▼
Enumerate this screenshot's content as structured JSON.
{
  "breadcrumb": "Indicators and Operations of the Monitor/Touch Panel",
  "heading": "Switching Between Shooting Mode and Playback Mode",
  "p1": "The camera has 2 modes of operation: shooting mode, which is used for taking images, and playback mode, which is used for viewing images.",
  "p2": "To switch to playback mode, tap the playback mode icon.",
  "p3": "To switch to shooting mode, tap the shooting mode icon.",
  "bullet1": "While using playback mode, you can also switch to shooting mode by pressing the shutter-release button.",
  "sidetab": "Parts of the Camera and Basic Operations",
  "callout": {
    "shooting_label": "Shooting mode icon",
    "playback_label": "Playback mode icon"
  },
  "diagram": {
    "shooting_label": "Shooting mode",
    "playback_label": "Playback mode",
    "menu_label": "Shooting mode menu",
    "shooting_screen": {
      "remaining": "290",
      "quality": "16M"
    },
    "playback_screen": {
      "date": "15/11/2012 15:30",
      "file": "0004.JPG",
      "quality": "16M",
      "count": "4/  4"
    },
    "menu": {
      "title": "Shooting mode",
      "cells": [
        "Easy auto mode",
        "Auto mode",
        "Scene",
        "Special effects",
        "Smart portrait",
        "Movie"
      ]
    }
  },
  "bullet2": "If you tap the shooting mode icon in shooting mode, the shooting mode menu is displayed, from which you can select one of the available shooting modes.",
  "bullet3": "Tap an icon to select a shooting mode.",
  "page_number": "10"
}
▲
* _GIVEN INSTRUCTION_: Please set down each line of the records exactly as given.

* _WRITTEN RESPONSE_:
Enumerate this screenshot's content as structured JSON.
{
  "breadcrumb": "Indicators and Operations of the Monitor/Touch Panel",
  "heading": "Switching Between Shooting Mode and Playback Mode",
  "p1": "The camera has 2 modes of operation: shooting mode, which is used for taking images, and playback mode, which is used for viewing images.",
  "p2": "To switch to playback mode, tap the playback mode icon.",
  "p3": "To switch to shooting mode, tap the shooting mode icon.",
  "bullet1": "While using playback mode, you can also switch to shooting mode by pressing the shutter-release button.",
  "sidetab": "Parts of the Camera and Basic Operations",
  "callout": {
    "shooting_label": "Shooting mode icon",
    "playback_label": "Playback mode icon"
  },
  "diagram": {
    "shooting_label": "Shooting mode",
    "playback_label": "Playback mode",
    "menu_label": "Shooting mode menu",
    "shooting_screen": {
      "remaining": "290",
      "quality": "16M"
    },
    "playback_screen": {
      "date": "15/11/2012 15:30",
      "file": "0004.JPG",
      "quality": "16M",
      "count": "4/  4"
    },
    "menu": {
      "title": "Shooting mode",
      "cells": [
        "Easy auto mode",
        "Auto mode",
        "Scene",
        "Special effects",
        "Smart portrait",
        "Movie"
      ]
    }
  },
  "bullet2": "If you tap the shooting mode icon in shooting mode, the shooting mode menu is displayed, from which you can select one of the available shooting modes.",
  "bullet3": "Tap an icon to select a shooting mode.",
  "page_number": "10"
}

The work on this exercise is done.